** START LISTED RECORDS **

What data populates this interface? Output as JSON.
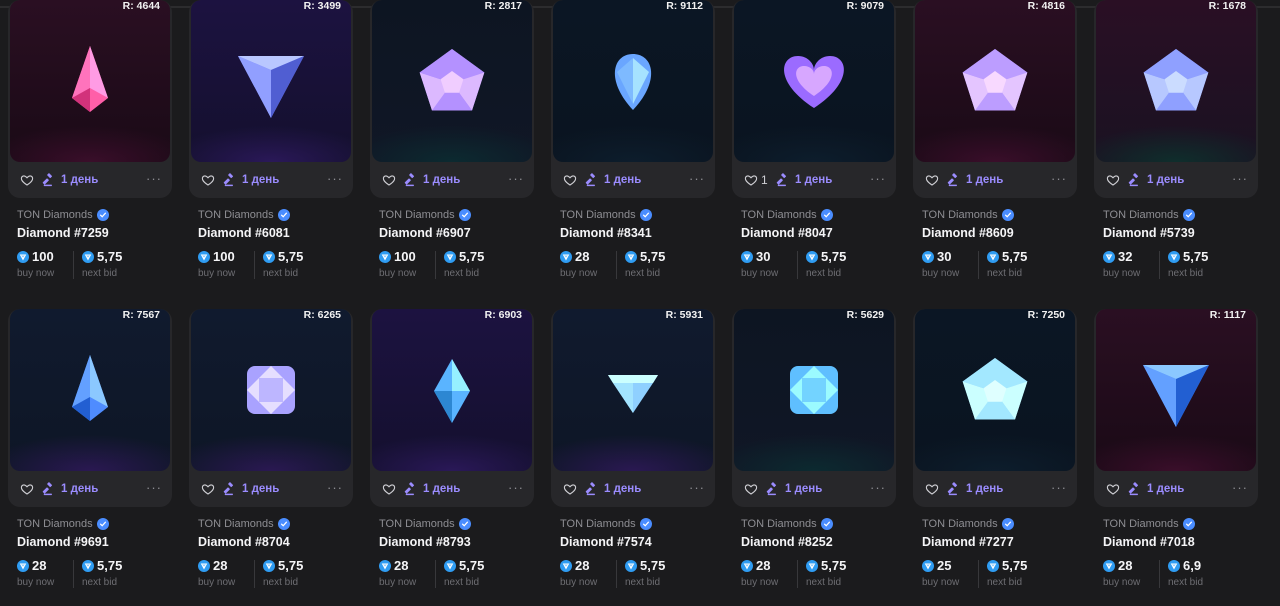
{
  "ui": {
    "buy_caption": "buy now",
    "bid_caption": "next bid",
    "more_glyph": "···",
    "accent_color": "#9b8cff",
    "verified_color": "#4a8dff",
    "ton_color": "#2f9cf2"
  },
  "cards": [
    {
      "rarity": "R: 4644",
      "collection": "TON Diamonds",
      "name": "Diamond #7259",
      "buy_now": "100",
      "next_bid": "5,75",
      "likes": "",
      "auction": "1 день",
      "gem_shape": "shard",
      "gem_color": "#ff5fa8",
      "bg": "pink"
    },
    {
      "rarity": "R: 3499",
      "collection": "TON Diamonds",
      "name": "Diamond #6081",
      "buy_now": "100",
      "next_bid": "5,75",
      "likes": "",
      "auction": "1 день",
      "gem_shape": "triangle",
      "gem_color": "#7d8bff",
      "bg": "purple"
    },
    {
      "rarity": "R: 2817",
      "collection": "TON Diamonds",
      "name": "Diamond #6907",
      "buy_now": "100",
      "next_bid": "5,75",
      "likes": "",
      "auction": "1 день",
      "gem_shape": "pentagon",
      "gem_color": "#a07dff",
      "bg": "teal"
    },
    {
      "rarity": "R: 9112",
      "collection": "TON Diamonds",
      "name": "Diamond #8341",
      "buy_now": "28",
      "next_bid": "5,75",
      "likes": "",
      "auction": "1 день",
      "gem_shape": "drop",
      "gem_color": "#6aa6ff",
      "bg": "navy"
    },
    {
      "rarity": "R: 9079",
      "collection": "TON Diamonds",
      "name": "Diamond #8047",
      "buy_now": "30",
      "next_bid": "5,75",
      "likes": "1",
      "auction": "1 день",
      "gem_shape": "heart",
      "gem_color": "#9b6bff",
      "bg": "navy"
    },
    {
      "rarity": "R: 4816",
      "collection": "TON Diamonds",
      "name": "Diamond #8609",
      "buy_now": "30",
      "next_bid": "5,75",
      "likes": "",
      "auction": "1 день",
      "gem_shape": "pentagon",
      "gem_color": "#a889ff",
      "bg": "pink"
    },
    {
      "rarity": "R: 1678",
      "collection": "TON Diamonds",
      "name": "Diamond #5739",
      "buy_now": "32",
      "next_bid": "5,75",
      "likes": "",
      "auction": "1 день",
      "gem_shape": "pentagon",
      "gem_color": "#7b8cff",
      "bg": "tealpink"
    },
    {
      "rarity": "R: 7567",
      "collection": "TON Diamonds",
      "name": "Diamond #9691",
      "buy_now": "28",
      "next_bid": "5,75",
      "likes": "",
      "auction": "1 день",
      "gem_shape": "shard",
      "gem_color": "#4f8cff",
      "bg": "navypurple"
    },
    {
      "rarity": "R: 6265",
      "collection": "TON Diamonds",
      "name": "Diamond #8704",
      "buy_now": "28",
      "next_bid": "5,75",
      "likes": "",
      "auction": "1 день",
      "gem_shape": "cushion",
      "gem_color": "#a9a2ff",
      "bg": "navypurple"
    },
    {
      "rarity": "R: 6903",
      "collection": "TON Diamonds",
      "name": "Diamond #8793",
      "buy_now": "28",
      "next_bid": "5,75",
      "likes": "",
      "auction": "1 день",
      "gem_shape": "rhombus",
      "gem_color": "#5ab4ff",
      "bg": "purple"
    },
    {
      "rarity": "R: 5931",
      "collection": "TON Diamonds",
      "name": "Diamond #7574",
      "buy_now": "28",
      "next_bid": "5,75",
      "likes": "",
      "auction": "1 день",
      "gem_shape": "brilliant",
      "gem_color": "#8fd0ff",
      "bg": "navypurple"
    },
    {
      "rarity": "R: 5629",
      "collection": "TON Diamonds",
      "name": "Diamond #8252",
      "buy_now": "28",
      "next_bid": "5,75",
      "likes": "",
      "auction": "1 день",
      "gem_shape": "cushion",
      "gem_color": "#5fbfff",
      "bg": "teal"
    },
    {
      "rarity": "R: 7250",
      "collection": "TON Diamonds",
      "name": "Diamond #7277",
      "buy_now": "25",
      "next_bid": "5,75",
      "likes": "",
      "auction": "1 день",
      "gem_shape": "pentagon",
      "gem_color": "#8fd4ff",
      "bg": "navy"
    },
    {
      "rarity": "R: 1117",
      "collection": "TON Diamonds",
      "name": "Diamond #7018",
      "buy_now": "28",
      "next_bid": "6,9",
      "likes": "",
      "auction": "1 день",
      "gem_shape": "triangle",
      "gem_color": "#4f8cff",
      "bg": "pink"
    }
  ]
}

** END LISTED RECORDS **

## REQUIREMENTS
Copy every line of the data exactly as written, excluding the pictures.

## ANSWER IN FULL
What data populates this interface? Output as JSON.
{
  "ui": {
    "buy_caption": "buy now",
    "bid_caption": "next bid",
    "more_glyph": "···",
    "accent_color": "#9b8cff",
    "verified_color": "#4a8dff",
    "ton_color": "#2f9cf2"
  },
  "cards": [
    {
      "rarity": "R: 4644",
      "collection": "TON Diamonds",
      "name": "Diamond #7259",
      "buy_now": "100",
      "next_bid": "5,75",
      "likes": "",
      "auction": "1 день",
      "gem_shape": "shard",
      "gem_color": "#ff5fa8",
      "bg": "pink"
    },
    {
      "rarity": "R: 3499",
      "collection": "TON Diamonds",
      "name": "Diamond #6081",
      "buy_now": "100",
      "next_bid": "5,75",
      "likes": "",
      "auction": "1 день",
      "gem_shape": "triangle",
      "gem_color": "#7d8bff",
      "bg": "purple"
    },
    {
      "rarity": "R: 2817",
      "collection": "TON Diamonds",
      "name": "Diamond #6907",
      "buy_now": "100",
      "next_bid": "5,75",
      "likes": "",
      "auction": "1 день",
      "gem_shape": "pentagon",
      "gem_color": "#a07dff",
      "bg": "teal"
    },
    {
      "rarity": "R: 9112",
      "collection": "TON Diamonds",
      "name": "Diamond #8341",
      "buy_now": "28",
      "next_bid": "5,75",
      "likes": "",
      "auction": "1 день",
      "gem_shape": "drop",
      "gem_color": "#6aa6ff",
      "bg": "navy"
    },
    {
      "rarity": "R: 9079",
      "collection": "TON Diamonds",
      "name": "Diamond #8047",
      "buy_now": "30",
      "next_bid": "5,75",
      "likes": "1",
      "auction": "1 день",
      "gem_shape": "heart",
      "gem_color": "#9b6bff",
      "bg": "navy"
    },
    {
      "rarity": "R: 4816",
      "collection": "TON Diamonds",
      "name": "Diamond #8609",
      "buy_now": "30",
      "next_bid": "5,75",
      "likes": "",
      "auction": "1 день",
      "gem_shape": "pentagon",
      "gem_color": "#a889ff",
      "bg": "pink"
    },
    {
      "rarity": "R: 1678",
      "collection": "TON Diamonds",
      "name": "Diamond #5739",
      "buy_now": "32",
      "next_bid": "5,75",
      "likes": "",
      "auction": "1 день",
      "gem_shape": "pentagon",
      "gem_color": "#7b8cff",
      "bg": "tealpink"
    },
    {
      "rarity": "R: 7567",
      "collection": "TON Diamonds",
      "name": "Diamond #9691",
      "buy_now": "28",
      "next_bid": "5,75",
      "likes": "",
      "auction": "1 день",
      "gem_shape": "shard",
      "gem_color": "#4f8cff",
      "bg": "navypurple"
    },
    {
      "rarity": "R: 6265",
      "collection": "TON Diamonds",
      "name": "Diamond #8704",
      "buy_now": "28",
      "next_bid": "5,75",
      "likes": "",
      "auction": "1 день",
      "gem_shape": "cushion",
      "gem_color": "#a9a2ff",
      "bg": "navypurple"
    },
    {
      "rarity": "R: 6903",
      "collection": "TON Diamonds",
      "name": "Diamond #8793",
      "buy_now": "28",
      "next_bid": "5,75",
      "likes": "",
      "auction": "1 день",
      "gem_shape": "rhombus",
      "gem_color": "#5ab4ff",
      "bg": "purple"
    },
    {
      "rarity": "R: 5931",
      "collection": "TON Diamonds",
      "name": "Diamond #7574",
      "buy_now": "28",
      "next_bid": "5,75",
      "likes": "",
      "auction": "1 день",
      "gem_shape": "brilliant",
      "gem_color": "#8fd0ff",
      "bg": "navypurple"
    },
    {
      "rarity": "R: 5629",
      "collection": "TON Diamonds",
      "name": "Diamond #8252",
      "buy_now": "28",
      "next_bid": "5,75",
      "likes": "",
      "auction": "1 день",
      "gem_shape": "cushion",
      "gem_color": "#5fbfff",
      "bg": "teal"
    },
    {
      "rarity": "R: 7250",
      "collection": "TON Diamonds",
      "name": "Diamond #7277",
      "buy_now": "25",
      "next_bid": "5,75",
      "likes": "",
      "auction": "1 день",
      "gem_shape": "pentagon",
      "gem_color": "#8fd4ff",
      "bg": "navy"
    },
    {
      "rarity": "R: 1117",
      "collection": "TON Diamonds",
      "name": "Diamond #7018",
      "buy_now": "28",
      "next_bid": "6,9",
      "likes": "",
      "auction": "1 день",
      "gem_shape": "triangle",
      "gem_color": "#4f8cff",
      "bg": "pink"
    }
  ]
}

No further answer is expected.